A run of records:
※

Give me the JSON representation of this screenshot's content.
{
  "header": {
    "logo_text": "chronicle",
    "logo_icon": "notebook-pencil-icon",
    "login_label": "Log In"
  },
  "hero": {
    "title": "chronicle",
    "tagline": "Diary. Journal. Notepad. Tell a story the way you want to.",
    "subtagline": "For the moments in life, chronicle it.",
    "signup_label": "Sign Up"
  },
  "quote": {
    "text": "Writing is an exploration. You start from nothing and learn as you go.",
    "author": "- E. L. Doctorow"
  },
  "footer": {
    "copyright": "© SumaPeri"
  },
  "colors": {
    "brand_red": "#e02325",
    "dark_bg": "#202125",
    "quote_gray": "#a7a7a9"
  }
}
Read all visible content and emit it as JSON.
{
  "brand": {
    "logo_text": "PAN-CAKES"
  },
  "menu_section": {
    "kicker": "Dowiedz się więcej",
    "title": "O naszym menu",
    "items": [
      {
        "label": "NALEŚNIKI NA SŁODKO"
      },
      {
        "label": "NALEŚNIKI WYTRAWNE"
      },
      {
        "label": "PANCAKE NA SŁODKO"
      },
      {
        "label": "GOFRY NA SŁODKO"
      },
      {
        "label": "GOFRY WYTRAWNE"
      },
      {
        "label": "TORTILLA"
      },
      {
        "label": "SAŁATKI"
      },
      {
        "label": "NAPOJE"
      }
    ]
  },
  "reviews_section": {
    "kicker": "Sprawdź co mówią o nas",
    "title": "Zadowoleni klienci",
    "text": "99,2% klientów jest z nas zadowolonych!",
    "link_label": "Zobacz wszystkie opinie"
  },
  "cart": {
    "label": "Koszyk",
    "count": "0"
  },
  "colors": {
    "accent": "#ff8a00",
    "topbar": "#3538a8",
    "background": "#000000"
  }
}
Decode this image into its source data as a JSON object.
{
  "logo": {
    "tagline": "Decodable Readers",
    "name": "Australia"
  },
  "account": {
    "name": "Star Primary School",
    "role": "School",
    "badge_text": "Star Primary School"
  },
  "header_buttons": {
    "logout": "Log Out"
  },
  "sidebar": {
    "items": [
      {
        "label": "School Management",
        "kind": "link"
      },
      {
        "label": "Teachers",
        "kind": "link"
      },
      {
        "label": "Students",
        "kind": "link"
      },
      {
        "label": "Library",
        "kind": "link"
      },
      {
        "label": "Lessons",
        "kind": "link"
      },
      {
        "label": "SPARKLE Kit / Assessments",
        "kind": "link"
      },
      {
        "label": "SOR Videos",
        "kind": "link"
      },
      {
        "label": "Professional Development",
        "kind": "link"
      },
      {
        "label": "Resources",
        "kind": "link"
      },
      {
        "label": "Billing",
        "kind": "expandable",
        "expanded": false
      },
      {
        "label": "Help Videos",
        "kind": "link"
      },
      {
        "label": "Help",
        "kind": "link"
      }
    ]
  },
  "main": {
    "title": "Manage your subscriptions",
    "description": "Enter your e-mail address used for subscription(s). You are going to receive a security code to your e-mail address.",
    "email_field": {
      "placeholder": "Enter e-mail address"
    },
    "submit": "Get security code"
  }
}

※

◆ **Goal**: Every record above should be copied exactly.

◆ **Task response**:
Give me the JSON representation of this screenshot's content.
{
  "header": {
    "logo_text": "chronicle",
    "logo_icon": "notebook-pencil-icon",
    "login_label": "Log In"
  },
  "hero": {
    "title": "chronicle",
    "tagline": "Diary. Journal. Notepad. Tell a story the way you want to.",
    "subtagline": "For the moments in life, chronicle it.",
    "signup_label": "Sign Up"
  },
  "quote": {
    "text": "Writing is an exploration. You start from nothing and learn as you go.",
    "author": "- E. L. Doctorow"
  },
  "footer": {
    "copyright": "© SumaPeri"
  },
  "colors": {
    "brand_red": "#e02325",
    "dark_bg": "#202125",
    "quote_gray": "#a7a7a9"
  }
}
Read all visible content and emit it as JSON.
{
  "brand": {
    "logo_text": "PAN-CAKES"
  },
  "menu_section": {
    "kicker": "Dowiedz się więcej",
    "title": "O naszym menu",
    "items": [
      {
        "label": "NALEŚNIKI NA SŁODKO"
      },
      {
        "label": "NALEŚNIKI WYTRAWNE"
      },
      {
        "label": "PANCAKE NA SŁODKO"
      },
      {
        "label": "GOFRY NA SŁODKO"
      },
      {
        "label": "GOFRY WYTRAWNE"
      },
      {
        "label": "TORTILLA"
      },
      {
        "label": "SAŁATKI"
      },
      {
        "label": "NAPOJE"
      }
    ]
  },
  "reviews_section": {
    "kicker": "Sprawdź co mówią o nas",
    "title": "Zadowoleni klienci",
    "text": "99,2% klientów jest z nas zadowolonych!",
    "link_label": "Zobacz wszystkie opinie"
  },
  "cart": {
    "label": "Koszyk",
    "count": "0"
  },
  "colors": {
    "accent": "#ff8a00",
    "topbar": "#3538a8",
    "background": "#000000"
  }
}
Decode this image into its source data as a JSON object.
{
  "logo": {
    "tagline": "Decodable Readers",
    "name": "Australia"
  },
  "account": {
    "name": "Star Primary School",
    "role": "School",
    "badge_text": "Star Primary School"
  },
  "header_buttons": {
    "logout": "Log Out"
  },
  "sidebar": {
    "items": [
      {
        "label": "School Management",
        "kind": "link"
      },
      {
        "label": "Teachers",
        "kind": "link"
      },
      {
        "label": "Students",
        "kind": "link"
      },
      {
        "label": "Library",
        "kind": "link"
      },
      {
        "label": "Lessons",
        "kind": "link"
      },
      {
        "label": "SPARKLE Kit / Assessments",
        "kind": "link"
      },
      {
        "label": "SOR Videos",
        "kind": "link"
      },
      {
        "label": "Professional Development",
        "kind": "link"
      },
      {
        "label": "Resources",
        "kind": "link"
      },
      {
        "label": "Billing",
        "kind": "expandable",
        "expanded": false
      },
      {
        "label": "Help Videos",
        "kind": "link"
      },
      {
        "label": "Help",
        "kind": "link"
      }
    ]
  },
  "main": {
    "title": "Manage your subscriptions",
    "description": "Enter your e-mail address used for subscription(s). You are going to receive a security code to your e-mail address.",
    "email_field": {
      "placeholder": "Enter e-mail address"
    },
    "submit": "Get security code"
  }
}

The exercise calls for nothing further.